## Provided entries
──────────────────────────────

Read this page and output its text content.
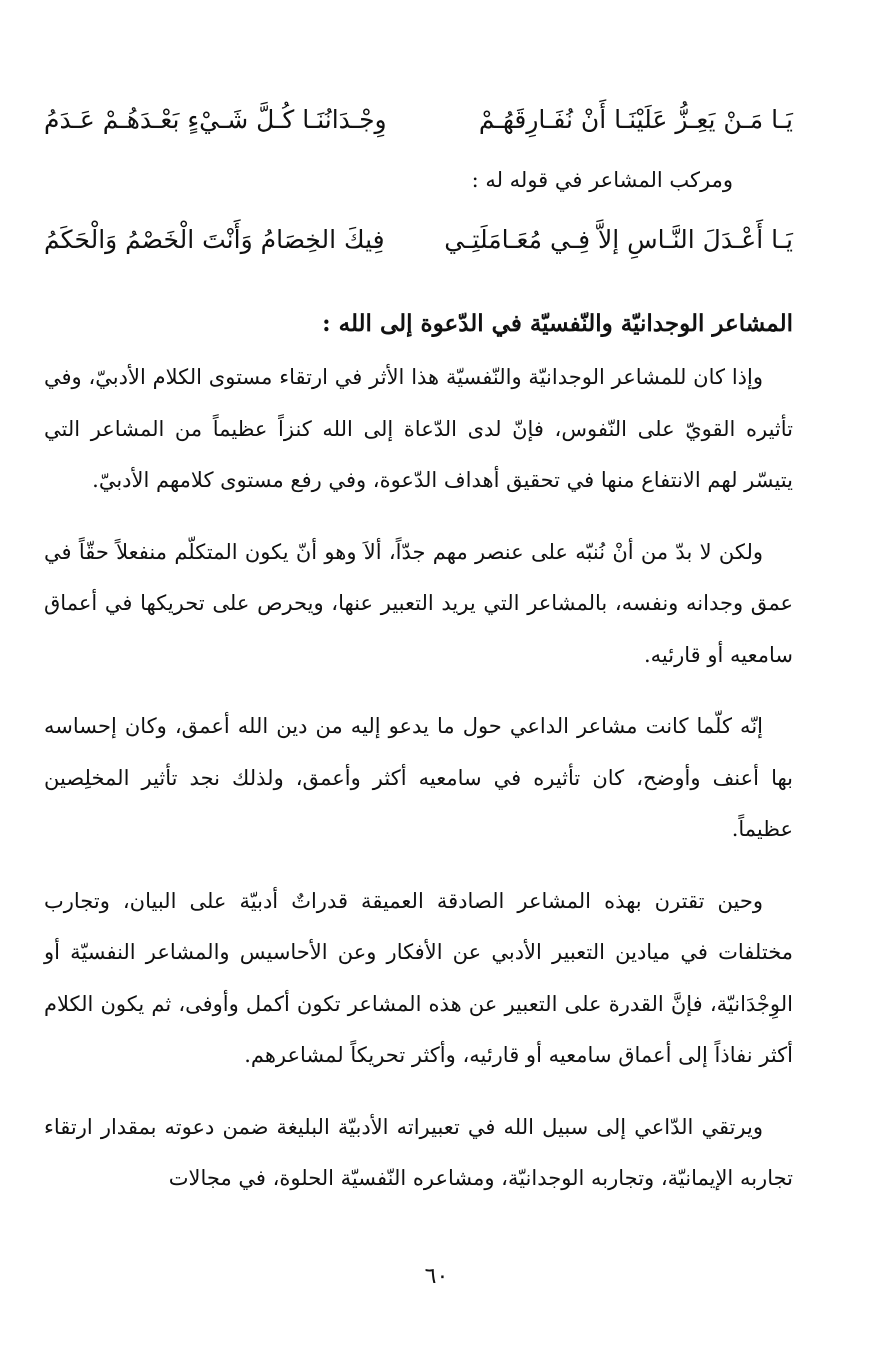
يَـا مَـنْ يَعِـزُّ عَلَيْنَـا أَنْ نُفَـارِقَهُـمْ
وِجْـدَانُنَـا كُـلَّ شَـيْءٍ بَعْـدَهُـمْ عَـدَمُ
ومركب المشاعر في قوله له :
يَـا أَعْـدَلَ النَّـاسِ إلاَّ فِـي مُعَـامَلَتِـي
فِيكَ الخِصَامُ وَأَنْتَ الْخَصْمُ وَالْحَكَمُ
المشاعر الوجدانيّة والنّفسيّة في الدّعوة إلى الله :

وإذا كان للمشاعر الوجدانيّة والنّفسيّة هذا الأثر في ارتقاء مستوى الكلام الأدبيّ، وفي تأثيره القويّ على النّفوس، فإنّ لدى الدّعاة إلى الله كنزاً عظيماً من المشاعر التي يتيسّر لهم الانتفاع منها في تحقيق أهداف الدّعوة، وفي رفع مستوى كلامهم الأدبيّ.

ولكن لا بدّ من أنْ نُنبّه على عنصر مهم جدّاً، ألاَ وهو أنّ يكون المتكلّم منفعلاً حقّاً في عمق وجدانه ونفسه، بالمشاعر التي يريد التعبير عنها، ويحرص على تحريكها في أعماق سامعيه أو قارئيه.

إنّه كلّما كانت مشاعر الداعي حول ما يدعو إليه من دين الله أعمق، وكان إحساسه بها أعنف وأوضح، كان تأثيره في سامعيه أكثر وأعمق، ولذلك نجد تأثير المخلِصين عظيماً.

وحين تقترن بهذه المشاعر الصادقة العميقة قدراتٌ أدبيّة على البيان، وتجارب مختلفات في ميادين التعبير الأدبي عن الأفكار وعن الأحاسيس والمشاعر النفسيّة أو الوِجْدَانيّة، فإنَّ القدرة على التعبير عن هذه المشاعر تكون أكمل وأوفى، ثم يكون الكلام أكثر نفاذاً إلى أعماق سامعيه أو قارئيه، وأكثر تحريكاً لمشاعرهم.

ويرتقي الدّاعي إلى سبيل الله في تعبيراته الأدبيّة البليغة ضمن دعوته بمقدار ارتقاء تجاربه الإيمانيّة، وتجاربه الوجدانيّة، ومشاعره النّفسيّة الحلوة، في مجالات

٦٠
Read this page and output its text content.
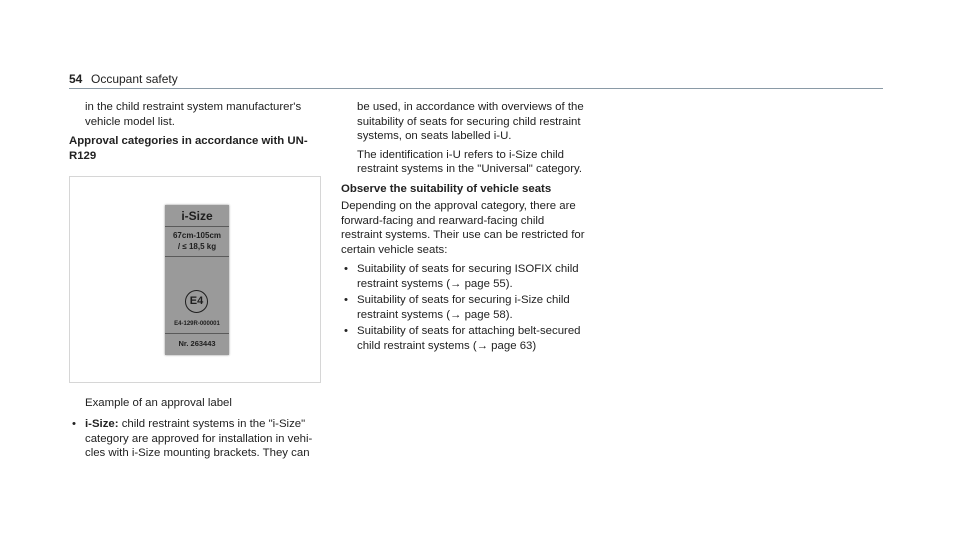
54 Occupant safety

in the child restraint system manufacturer's

vehicle model list.

Approval categories in accordance with UN-

R129

i-Size
67cm-105cm
/ ≤ 18,5 kg
E4
E4-129R-000001
Nr. 263443
Example of an approval label
• i-Size: child restraint systems in the "i-Size"
category are approved for installation in vehi-
cles with i-Size mounting brackets. They can

be used, in accordance with overviews of the

suitability of seats for securing child restraint

systems, on seats labelled i-U.

The identification i-U refers to i-Size child

restraint systems in the "Universal" category.

Observe the suitability of vehicle seats

Depending on the approval category, there are

forward-facing and rearward-facing child

restraint systems. Their use can be restricted for

certain vehicle seats:

• Suitability of seats for securing ISOFIX child
restraint systems (→ page 55).
• Suitability of seats for securing i-Size child
restraint systems (→ page 58).
• Suitability of seats for attaching belt-secured
child restraint systems (→ page 63)
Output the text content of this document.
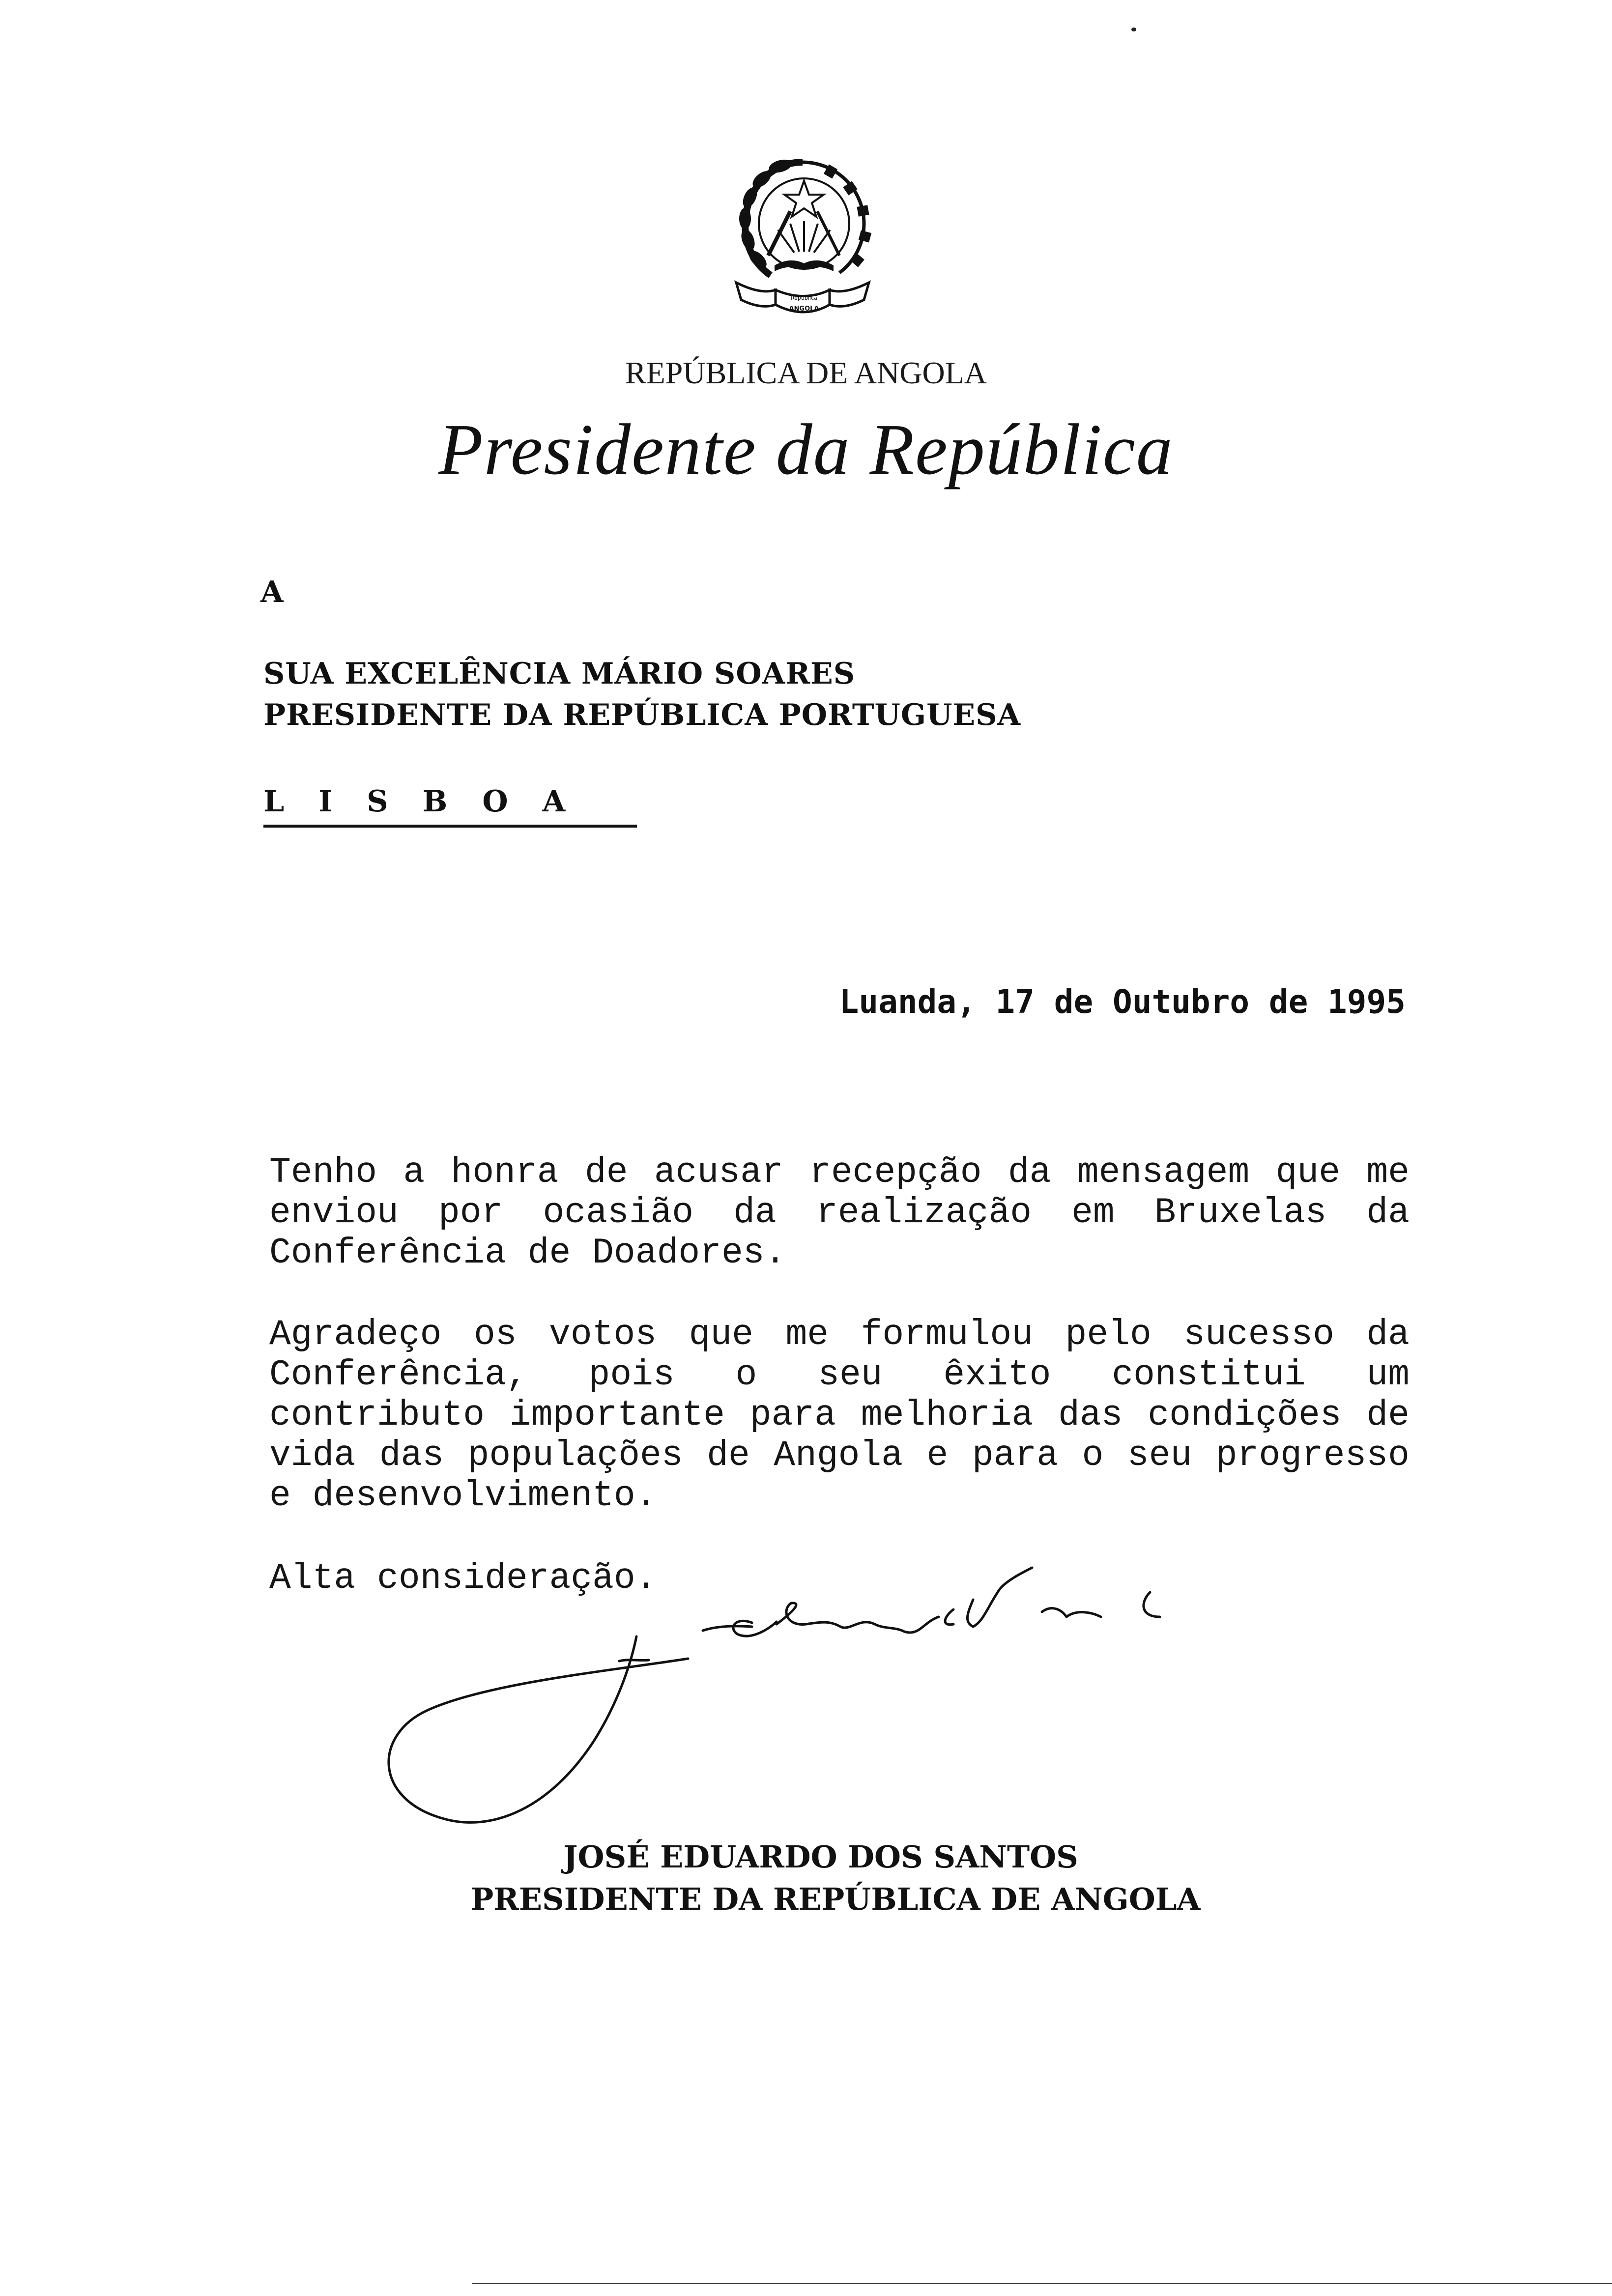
República
ANGOLA
REPÚBLICA DE ANGOLA
Presidente da República
A
SUA EXCELÊNCIA MÁRIO SOARES
PRESIDENTE DA REPÚBLICA PORTUGUESA
LISBOA
Luanda, 17 de Outubro de 1995
Tenho a honra de acusar recepção da mensagem que me enviou por ocasião da realização em Bruxelas da Conferência de Doadores.
Agradeço os votos que me formulou pelo sucesso da Conferência, pois o seu êxito constitui um contributo importante para melhoria das condições de vida das populações de Angola e para o seu progresso e desenvolvimento.
Alta consideração.
JOSÉ EDUARDO DOS SANTOS
PRESIDENTE DA REPÚBLICA DE ANGOLA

──────────────────────────────

## Given instruction
Transcribe every line from the records above without alteration, and leave out the images.

## Answer for the task
Read this page and output its text content.
يَـا مَـنْ يَعِـزُّ عَلَيْنَـا أَنْ نُفَـارِقَهُـمْ
وِجْـدَانُنَـا كُـلَّ شَـيْءٍ بَعْـدَهُـمْ عَـدَمُ
ومركب المشاعر في قوله له :
يَـا أَعْـدَلَ النَّـاسِ إلاَّ فِـي مُعَـامَلَتِـي
فِيكَ الخِصَامُ وَأَنْتَ الْخَصْمُ وَالْحَكَمُ
المشاعر الوجدانيّة والنّفسيّة في الدّعوة إلى الله :

وإذا كان للمشاعر الوجدانيّة والنّفسيّة هذا الأثر في ارتقاء مستوى الكلام الأدبيّ، وفي تأثيره القويّ على النّفوس، فإنّ لدى الدّعاة إلى الله كنزاً عظيماً من المشاعر التي يتيسّر لهم الانتفاع منها في تحقيق أهداف الدّعوة، وفي رفع مستوى كلامهم الأدبيّ.

ولكن لا بدّ من أنْ نُنبّه على عنصر مهم جدّاً، ألاَ وهو أنّ يكون المتكلّم منفعلاً حقّاً في عمق وجدانه ونفسه، بالمشاعر التي يريد التعبير عنها، ويحرص على تحريكها في أعماق سامعيه أو قارئيه.

إنّه كلّما كانت مشاعر الداعي حول ما يدعو إليه من دين الله أعمق، وكان إحساسه بها أعنف وأوضح، كان تأثيره في سامعيه أكثر وأعمق، ولذلك نجد تأثير المخلِصين عظيماً.

وحين تقترن بهذه المشاعر الصادقة العميقة قدراتٌ أدبيّة على البيان، وتجارب مختلفات في ميادين التعبير الأدبي عن الأفكار وعن الأحاسيس والمشاعر النفسيّة أو الوِجْدَانيّة، فإنَّ القدرة على التعبير عن هذه المشاعر تكون أكمل وأوفى، ثم يكون الكلام أكثر نفاذاً إلى أعماق سامعيه أو قارئيه، وأكثر تحريكاً لمشاعرهم.

ويرتقي الدّاعي إلى سبيل الله في تعبيراته الأدبيّة البليغة ضمن دعوته بمقدار ارتقاء تجاربه الإيمانيّة، وتجاربه الوجدانيّة، ومشاعره النّفسيّة الحلوة، في مجالات

٦٠
Read this page and output its text content.
54 Occupant safety

in the child restraint system manufacturer's

vehicle model list.

Approval categories in accordance with UN-

R129

i-Size
67cm-105cm
/ ≤ 18,5 kg
E4
E4-129R-000001
Nr. 263443
Example of an approval label
• i-Size: child restraint systems in the "i-Size"
category are approved for installation in vehi-
cles with i-Size mounting brackets. They can

be used, in accordance with overviews of the

suitability of seats for securing child restraint

systems, on seats labelled i-U.

The identification i-U refers to i-Size child

restraint systems in the "Universal" category.

Observe the suitability of vehicle seats

Depending on the approval category, there are

forward-facing and rearward-facing child

restraint systems. Their use can be restricted for

certain vehicle seats:

• Suitability of seats for securing ISOFIX child
restraint systems (→ page 55).
• Suitability of seats for securing i-Size child
restraint systems (→ page 58).
• Suitability of seats for attaching belt-secured
child restraint systems (→ page 63)
Output the text content of this document.
República
ANGOLA
REPÚBLICA DE ANGOLA
Presidente da República
A
SUA EXCELÊNCIA MÁRIO SOARES
PRESIDENTE DA REPÚBLICA PORTUGUESA
LISBOA
Luanda, 17 de Outubro de 1995
Tenho a honra de acusar recepção da mensagem que me enviou por ocasião da realização em Bruxelas da Conferência de Doadores.
Agradeço os votos que me formulou pelo sucesso da Conferência, pois o seu êxito constitui um contributo importante para melhoria das condições de vida das populações de Angola e para o seu progresso e desenvolvimento.
Alta consideração.
JOSÉ EDUARDO DOS SANTOS
PRESIDENTE DA REPÚBLICA DE ANGOLA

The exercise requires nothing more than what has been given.